# [Task objective]
Write out each line beneath this one exactly as it reads.
┌─ Material to process
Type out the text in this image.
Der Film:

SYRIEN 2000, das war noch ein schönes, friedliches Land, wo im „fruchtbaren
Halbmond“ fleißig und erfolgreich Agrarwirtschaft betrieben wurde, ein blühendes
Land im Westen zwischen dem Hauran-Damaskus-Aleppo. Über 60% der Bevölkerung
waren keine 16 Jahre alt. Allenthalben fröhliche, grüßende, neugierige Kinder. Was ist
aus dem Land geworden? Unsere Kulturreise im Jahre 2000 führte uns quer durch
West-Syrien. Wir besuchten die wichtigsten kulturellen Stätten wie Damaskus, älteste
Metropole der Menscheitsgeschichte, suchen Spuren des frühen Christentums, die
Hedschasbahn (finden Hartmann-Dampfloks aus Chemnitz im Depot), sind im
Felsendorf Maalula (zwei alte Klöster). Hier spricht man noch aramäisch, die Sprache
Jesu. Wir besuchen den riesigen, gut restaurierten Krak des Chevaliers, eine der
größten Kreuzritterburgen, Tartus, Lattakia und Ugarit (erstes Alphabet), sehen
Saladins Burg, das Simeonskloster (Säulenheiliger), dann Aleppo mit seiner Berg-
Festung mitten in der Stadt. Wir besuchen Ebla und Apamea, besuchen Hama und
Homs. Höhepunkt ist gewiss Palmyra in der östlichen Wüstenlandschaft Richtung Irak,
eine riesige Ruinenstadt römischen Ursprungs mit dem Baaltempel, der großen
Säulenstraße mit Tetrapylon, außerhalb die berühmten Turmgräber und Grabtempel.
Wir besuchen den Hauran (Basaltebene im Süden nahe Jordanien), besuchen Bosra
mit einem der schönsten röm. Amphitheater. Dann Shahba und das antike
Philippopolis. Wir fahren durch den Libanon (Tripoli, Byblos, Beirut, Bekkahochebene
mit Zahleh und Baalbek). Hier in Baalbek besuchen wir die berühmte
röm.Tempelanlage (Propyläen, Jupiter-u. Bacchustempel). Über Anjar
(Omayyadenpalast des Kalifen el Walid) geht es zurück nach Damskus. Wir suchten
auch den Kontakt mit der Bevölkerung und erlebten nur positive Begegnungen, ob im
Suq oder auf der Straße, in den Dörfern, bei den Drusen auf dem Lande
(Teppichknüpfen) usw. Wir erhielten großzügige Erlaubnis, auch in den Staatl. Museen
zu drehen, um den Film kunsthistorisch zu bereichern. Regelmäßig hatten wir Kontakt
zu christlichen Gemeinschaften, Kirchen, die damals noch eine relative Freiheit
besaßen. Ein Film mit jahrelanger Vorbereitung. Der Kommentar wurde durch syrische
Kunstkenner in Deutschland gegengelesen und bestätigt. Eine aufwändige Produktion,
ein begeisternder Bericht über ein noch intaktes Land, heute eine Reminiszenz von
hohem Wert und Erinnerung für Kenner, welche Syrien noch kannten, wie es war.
└─
# [Final answer]
Type out the text in this image.
Der Film:

SYRIEN 2000, das war noch ein schönes, friedliches Land, wo im „fruchtbaren
Halbmond“ fleißig und erfolgreich Agrarwirtschaft betrieben wurde, ein blühendes
Land im Westen zwischen dem Hauran-Damaskus-Aleppo. Über 60% der Bevölkerung
waren keine 16 Jahre alt. Allenthalben fröhliche, grüßende, neugierige Kinder. Was ist
aus dem Land geworden? Unsere Kulturreise im Jahre 2000 führte uns quer durch
West-Syrien. Wir besuchten die wichtigsten kulturellen Stätten wie Damaskus, älteste
Metropole der Menscheitsgeschichte, suchen Spuren des frühen Christentums, die
Hedschasbahn (finden Hartmann-Dampfloks aus Chemnitz im Depot), sind im
Felsendorf Maalula (zwei alte Klöster). Hier spricht man noch aramäisch, die Sprache
Jesu. Wir besuchen den riesigen, gut restaurierten Krak des Chevaliers, eine der
größten Kreuzritterburgen, Tartus, Lattakia und Ugarit (erstes Alphabet), sehen
Saladins Burg, das Simeonskloster (Säulenheiliger), dann Aleppo mit seiner Berg-
Festung mitten in der Stadt. Wir besuchen Ebla und Apamea, besuchen Hama und
Homs. Höhepunkt ist gewiss Palmyra in der östlichen Wüstenlandschaft Richtung Irak,
eine riesige Ruinenstadt römischen Ursprungs mit dem Baaltempel, der großen
Säulenstraße mit Tetrapylon, außerhalb die berühmten Turmgräber und Grabtempel.
Wir besuchen den Hauran (Basaltebene im Süden nahe Jordanien), besuchen Bosra
mit einem der schönsten röm. Amphitheater. Dann Shahba und das antike
Philippopolis. Wir fahren durch den Libanon (Tripoli, Byblos, Beirut, Bekkahochebene
mit Zahleh und Baalbek). Hier in Baalbek besuchen wir die berühmte
röm.Tempelanlage (Propyläen, Jupiter-u. Bacchustempel). Über Anjar
(Omayyadenpalast des Kalifen el Walid) geht es zurück nach Damskus. Wir suchten
auch den Kontakt mit der Bevölkerung und erlebten nur positive Begegnungen, ob im
Suq oder auf der Straße, in den Dörfern, bei den Drusen auf dem Lande
(Teppichknüpfen) usw. Wir erhielten großzügige Erlaubnis, auch in den Staatl. Museen
zu drehen, um den Film kunsthistorisch zu bereichern. Regelmäßig hatten wir Kontakt
zu christlichen Gemeinschaften, Kirchen, die damals noch eine relative Freiheit
besaßen. Ein Film mit jahrelanger Vorbereitung. Der Kommentar wurde durch syrische
Kunstkenner in Deutschland gegengelesen und bestätigt. Eine aufwändige Produktion,
ein begeisternder Bericht über ein noch intaktes Land, heute eine Reminiszenz von
hohem Wert und Erinnerung für Kenner, welche Syrien noch kannten, wie es war.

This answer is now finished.